[Collected data entries]
• • • • • • •

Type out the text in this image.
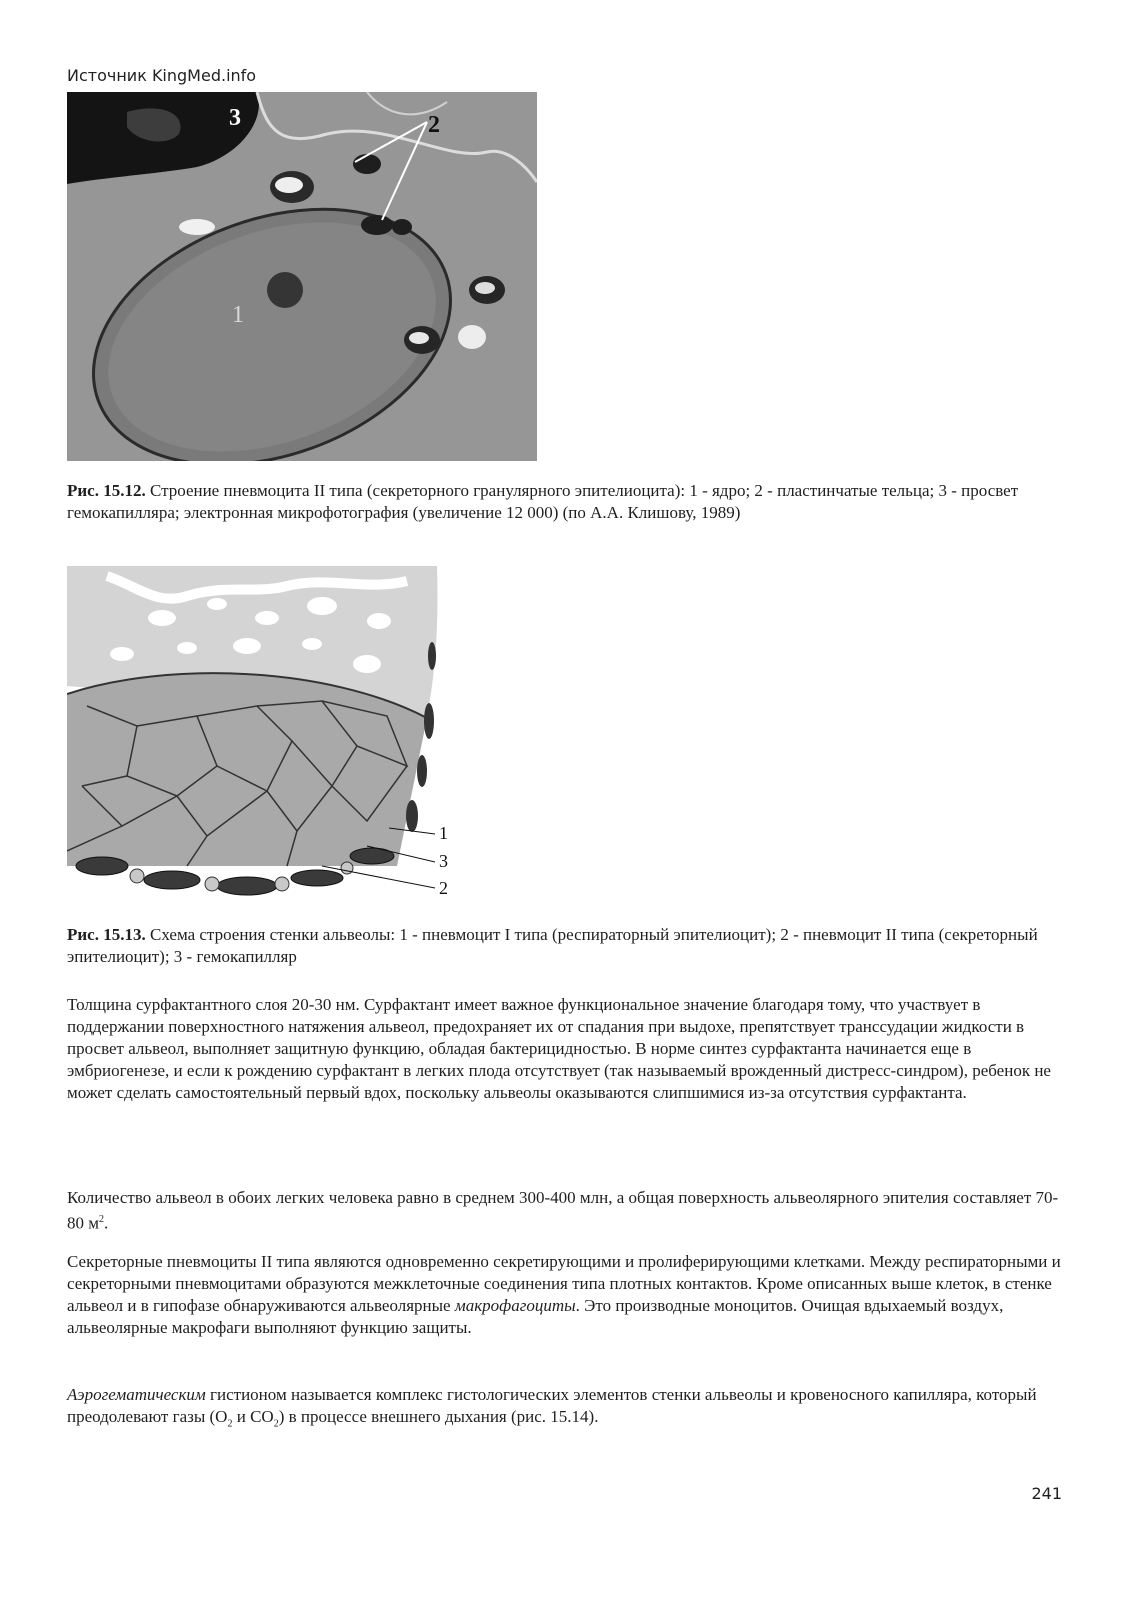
Источник KingMed.info
3	2
1

Рис. 15.12. Строение пневмоцита II типа (секреторного гранулярного эпителиоцита): 1 - ядро; 2 - пластинчатые тельца; 3 - просвет гемокапилляра; электронная микрофотография (увеличение 12 000) (по А.А. Клишову, 1989)

1
3
2

Рис. 15.13. Схема строения стенки альвеолы: 1 - пневмоцит I типа (респираторный эпителиоцит); 2 - пневмоцит II типа (секреторный эпителиоцит); 3 - гемокапилляр

Толщина сурфактантного слоя 20-30 нм. Сурфактант имеет важное функциональное значение благодаря тому, что участвует в поддержании поверхностного натяжения альвеол, предохраняет их от спадания при выдохе, препятствует транссудации жидкости в просвет альвеол, выполняет защитную функцию, обладая бактерицидностью. В норме синтез сурфактанта начинается еще в эмбриогенезе, и если к рождению сурфактант в легких плода отсутствует (так называемый врожденный дистресс-синдром), ребенок не может сделать самостоятельный первый вдох, поскольку альвеолы оказываются слипшимися из-за отсутствия сурфактанта.

Количество альвеол в обоих легких человека равно в среднем 300-400 млн, а общая поверхность альвеолярного эпителия составляет 70-80 $м^2$.

Секреторные пневмоциты II типа являются одновременно секретирующими и пролиферирующими клетками. Между респираторными и секреторными пневмоцитами образуются межклеточные соединения типа плотных контактов. Кроме описанных выше клеток, в стенке альвеол и в гипофазе обнаруживаются альвеолярные макрофагоциты. Это производные моноцитов. Очищая вдыхаемый воздух, альвеолярные макрофаги выполняют функцию защиты.

Аэрогематическим гистионом называется комплекс гистологических элементов стенки альвеолы и кровеносного капилляра, который преодолевают газы ($O_2$ и $CO_2$) в процессе внешнего дыхания (рис. 15.14).

241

• • • • • • •

• [To do] Repeat each entry exactly as it appears; skip any picture.

• [Solution below]
Type out the text in this image.
Источник KingMed.info
3	2
1

Рис. 15.12. Строение пневмоцита II типа (секреторного гранулярного эпителиоцита): 1 - ядро; 2 - пластинчатые тельца; 3 - просвет гемокапилляра; электронная микрофотография (увеличение 12 000) (по А.А. Клишову, 1989)

1
3
2

Рис. 15.13. Схема строения стенки альвеолы: 1 - пневмоцит I типа (респираторный эпителиоцит); 2 - пневмоцит II типа (секреторный эпителиоцит); 3 - гемокапилляр

Толщина сурфактантного слоя 20-30 нм. Сурфактант имеет важное функциональное значение благодаря тому, что участвует в поддержании поверхностного натяжения альвеол, предохраняет их от спадания при выдохе, препятствует транссудации жидкости в просвет альвеол, выполняет защитную функцию, обладая бактерицидностью. В норме синтез сурфактанта начинается еще в эмбриогенезе, и если к рождению сурфактант в легких плода отсутствует (так называемый врожденный дистресс-синдром), ребенок не может сделать самостоятельный первый вдох, поскольку альвеолы оказываются слипшимися из-за отсутствия сурфактанта.

Количество альвеол в обоих легких человека равно в среднем 300-400 млн, а общая поверхность альвеолярного эпителия составляет 70-80 $м^2$.

Секреторные пневмоциты II типа являются одновременно секретирующими и пролиферирующими клетками. Между респираторными и секреторными пневмоцитами образуются межклеточные соединения типа плотных контактов. Кроме описанных выше клеток, в стенке альвеол и в гипофазе обнаруживаются альвеолярные макрофагоциты. Это производные моноцитов. Очищая вдыхаемый воздух, альвеолярные макрофаги выполняют функцию защиты.

Аэрогематическим гистионом называется комплекс гистологических элементов стенки альвеолы и кровеносного капилляра, который преодолевают газы ($O_2$ и $CO_2$) в процессе внешнего дыхания (рис. 15.14).

241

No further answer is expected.